═════ Kutipan Bacaan ═════
Jalur Kereta Api Korut-Korsel Diresmikan Pekan Depan

Sonya Michaella    •    Minggu, 23 Dec 2018 17:09 WIB
korsel-korut
Jalur Kereta Api Korut-Korsel Diresmikan Pekan Depan
Jalur kereta api penghubung Korut dan Korsel. (Foto: AFP)

Seoul: Pekan depan, tepatnya 26 Desember 2018, akan menjadi hari bersejarah bagi Korea Selatan (Korsel) dan Korea Utara (Korut). Pada hari itu, akan diadakan upacara bersama untuk memulai dibukanya jalur kereta api antar-Korea.

Diharapkan Pemimpin Korut Kim Jong-un dan Presiden Korsel Moon Jae-in bisa hadir. Namun, kedua Korea harus mendapatkan persetujuan dari Amerika Serikat (AS) dan Perserikatan Bangsa-Bangsa (PBB) untuk merealisasikan proyek tersebut.
═════ Data yang Diberikan ═════
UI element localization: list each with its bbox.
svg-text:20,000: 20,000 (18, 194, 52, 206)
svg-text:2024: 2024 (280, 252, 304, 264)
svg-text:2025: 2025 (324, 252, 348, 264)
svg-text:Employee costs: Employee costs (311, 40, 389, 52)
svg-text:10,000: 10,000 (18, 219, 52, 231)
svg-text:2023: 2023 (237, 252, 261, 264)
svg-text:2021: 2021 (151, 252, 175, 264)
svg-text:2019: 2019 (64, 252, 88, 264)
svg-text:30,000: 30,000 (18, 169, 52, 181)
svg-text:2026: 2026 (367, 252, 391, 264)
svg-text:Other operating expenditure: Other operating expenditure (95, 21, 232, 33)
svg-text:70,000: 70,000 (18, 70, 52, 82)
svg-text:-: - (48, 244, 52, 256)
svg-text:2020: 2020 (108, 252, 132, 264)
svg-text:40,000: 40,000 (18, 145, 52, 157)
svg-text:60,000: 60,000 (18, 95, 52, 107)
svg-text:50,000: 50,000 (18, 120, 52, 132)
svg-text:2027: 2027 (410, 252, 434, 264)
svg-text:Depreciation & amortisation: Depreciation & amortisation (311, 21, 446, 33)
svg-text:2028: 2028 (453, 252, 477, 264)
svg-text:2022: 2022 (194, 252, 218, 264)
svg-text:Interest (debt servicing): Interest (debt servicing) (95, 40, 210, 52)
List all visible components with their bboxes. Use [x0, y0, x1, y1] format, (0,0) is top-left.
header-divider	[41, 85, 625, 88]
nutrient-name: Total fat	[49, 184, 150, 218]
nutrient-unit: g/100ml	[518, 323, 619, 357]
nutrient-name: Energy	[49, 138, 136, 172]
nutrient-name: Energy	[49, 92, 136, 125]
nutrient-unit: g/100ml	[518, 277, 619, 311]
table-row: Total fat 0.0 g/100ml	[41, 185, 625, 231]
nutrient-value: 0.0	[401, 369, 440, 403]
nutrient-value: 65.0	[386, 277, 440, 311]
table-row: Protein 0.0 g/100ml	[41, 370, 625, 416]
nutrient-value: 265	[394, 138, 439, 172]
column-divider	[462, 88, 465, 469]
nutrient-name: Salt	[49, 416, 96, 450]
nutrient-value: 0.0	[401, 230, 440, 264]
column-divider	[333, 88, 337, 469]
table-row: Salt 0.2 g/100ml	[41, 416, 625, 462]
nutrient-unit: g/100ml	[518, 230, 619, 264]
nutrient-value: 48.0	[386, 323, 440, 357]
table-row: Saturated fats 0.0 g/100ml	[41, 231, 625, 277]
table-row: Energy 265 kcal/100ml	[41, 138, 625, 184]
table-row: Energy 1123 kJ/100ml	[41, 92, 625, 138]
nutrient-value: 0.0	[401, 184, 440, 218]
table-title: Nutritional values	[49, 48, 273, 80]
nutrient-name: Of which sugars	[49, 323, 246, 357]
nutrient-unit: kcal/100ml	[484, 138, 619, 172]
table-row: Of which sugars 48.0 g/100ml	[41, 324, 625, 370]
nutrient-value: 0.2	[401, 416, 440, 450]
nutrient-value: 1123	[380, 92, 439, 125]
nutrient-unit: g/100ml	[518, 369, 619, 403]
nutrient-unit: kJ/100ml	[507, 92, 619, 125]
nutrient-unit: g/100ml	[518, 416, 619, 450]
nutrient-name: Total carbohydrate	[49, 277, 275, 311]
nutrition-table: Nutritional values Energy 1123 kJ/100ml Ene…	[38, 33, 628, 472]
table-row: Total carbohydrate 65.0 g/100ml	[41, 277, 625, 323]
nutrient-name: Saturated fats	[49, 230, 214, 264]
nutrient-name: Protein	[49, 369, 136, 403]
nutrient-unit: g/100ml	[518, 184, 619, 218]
═════
Ketentuan Tugas:
(a) Salin tanpa perubahan bagian berita jalur kereta api Korut-Korsel yang dimulai dengan kata-kata "Sonya Michaella    •" dan berakhir pada "merealisasikan proyek tersebut.".
(b) Menurut berita jalur kereta api Korut-Korsel, tanggal berapa upacara bersama untuk memulai dibukanya jalur kereta api antar-Korea akan diadakan?

Jawaban Tugas:
(a)
Sonya Michaella    •    Minggu, 23 Dec 2018 17:09 WIB
korsel-korut
Jalur Kereta Api Korut-Korsel Diresmikan Pekan Depan
Jalur kereta api penghubung Korut dan Korsel. (Foto: AFP)

Seoul: Pekan depan, tepatnya 26 Desember 2018, akan menjadi hari bersejarah bagi Korea Selatan (Korsel) dan Korea Utara (Korut). Pada hari itu, akan diadakan upacara bersama untuk memulai dibukanya jalur kereta api antar-Korea.

Diharapkan Pemimpin Korut Kim Jong-un dan Presiden Korsel Moon Jae-in bisa hadir. Namun, kedua Korea harus mendapatkan persetujuan dari Amerika Serikat (AS) dan Perserikatan Bangsa-Bangsa (PBB) untuk merealisasikan proyek tersebut.

(b) 26 Desember 2018.